= What is required =
Copy out all of the data exactly as it appears.

** start of Material to process **

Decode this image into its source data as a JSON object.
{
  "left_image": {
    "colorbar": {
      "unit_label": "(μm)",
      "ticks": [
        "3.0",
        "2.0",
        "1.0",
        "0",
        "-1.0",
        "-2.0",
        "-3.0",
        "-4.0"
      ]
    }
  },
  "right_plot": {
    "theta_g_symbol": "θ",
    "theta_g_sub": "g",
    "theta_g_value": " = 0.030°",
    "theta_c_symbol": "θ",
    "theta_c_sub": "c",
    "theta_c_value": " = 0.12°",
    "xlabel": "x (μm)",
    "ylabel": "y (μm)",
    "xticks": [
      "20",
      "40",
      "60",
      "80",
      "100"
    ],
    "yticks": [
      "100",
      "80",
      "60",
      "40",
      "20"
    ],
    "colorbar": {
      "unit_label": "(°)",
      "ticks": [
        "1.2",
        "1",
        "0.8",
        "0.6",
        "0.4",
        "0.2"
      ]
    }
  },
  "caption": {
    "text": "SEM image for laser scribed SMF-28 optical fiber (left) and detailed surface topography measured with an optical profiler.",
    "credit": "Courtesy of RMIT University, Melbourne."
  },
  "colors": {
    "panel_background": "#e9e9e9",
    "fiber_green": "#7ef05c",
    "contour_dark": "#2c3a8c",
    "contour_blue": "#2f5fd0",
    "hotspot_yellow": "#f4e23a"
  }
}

** end of Material to process **

= Exercise output =
Decode this image into its source data as a JSON object.
{
  "left_image": {
    "colorbar": {
      "unit_label": "(μm)",
      "ticks": [
        "3.0",
        "2.0",
        "1.0",
        "0",
        "-1.0",
        "-2.0",
        "-3.0",
        "-4.0"
      ]
    }
  },
  "right_plot": {
    "theta_g_symbol": "θ",
    "theta_g_sub": "g",
    "theta_g_value": " = 0.030°",
    "theta_c_symbol": "θ",
    "theta_c_sub": "c",
    "theta_c_value": " = 0.12°",
    "xlabel": "x (μm)",
    "ylabel": "y (μm)",
    "xticks": [
      "20",
      "40",
      "60",
      "80",
      "100"
    ],
    "yticks": [
      "100",
      "80",
      "60",
      "40",
      "20"
    ],
    "colorbar": {
      "unit_label": "(°)",
      "ticks": [
        "1.2",
        "1",
        "0.8",
        "0.6",
        "0.4",
        "0.2"
      ]
    }
  },
  "caption": {
    "text": "SEM image for laser scribed SMF-28 optical fiber (left) and detailed surface topography measured with an optical profiler.",
    "credit": "Courtesy of RMIT University, Melbourne."
  },
  "colors": {
    "panel_background": "#e9e9e9",
    "fiber_green": "#7ef05c",
    "contour_dark": "#2c3a8c",
    "contour_blue": "#2f5fd0",
    "hotspot_yellow": "#f4e23a"
  }
}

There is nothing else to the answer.